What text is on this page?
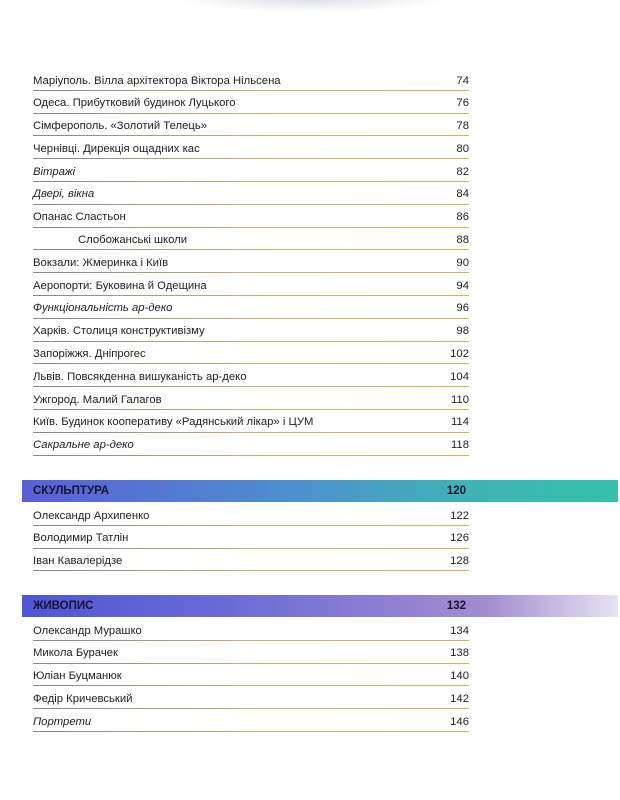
Маріуполь. Вілла архітектора Віктора Нільсена	74
Одеса. Прибутковий будинок Луцького	76
Сімферополь. «Золотий Телець»	78
Чернівці. Дирекція ощадних кас	80
Вітражі	82
Двері, вікна	84
Опанас Сластьон	86
Слобожанські школи	88
Вокзали: Жмеринка і Київ	90
Аеропорти: Буковина й Одещина	94
Функціональність ар-деко	96
Харків. Столиця конструктивізму	98
Запоріжжя. Дніпрогес	102
Львів. Повсякденна вишуканість ар-деко	104
Ужгород. Малий Галагов	110
Київ. Будинок кооперативу «Радянський лікар» і ЦУМ	114
Сакральне ар-деко	118
СКУЛЬПТУРА	120
Олександр Архипенко	122
Володимир Татлін	126
Іван Кавалерідзе	128
ЖИВОПИС	132
Олександр Мурашко	134
Микола Бурачек	138
Юліан Буцманюк	140
Федір Кричевський	142
Портрети	146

• • • •

Exercise prompt
Gather all lines with the string "деко" from the data.

Response to the exercise
Функціональність ар-деко	96
Львів. Повсякденна вишуканість ар-деко	104
Сакральне ар-деко	118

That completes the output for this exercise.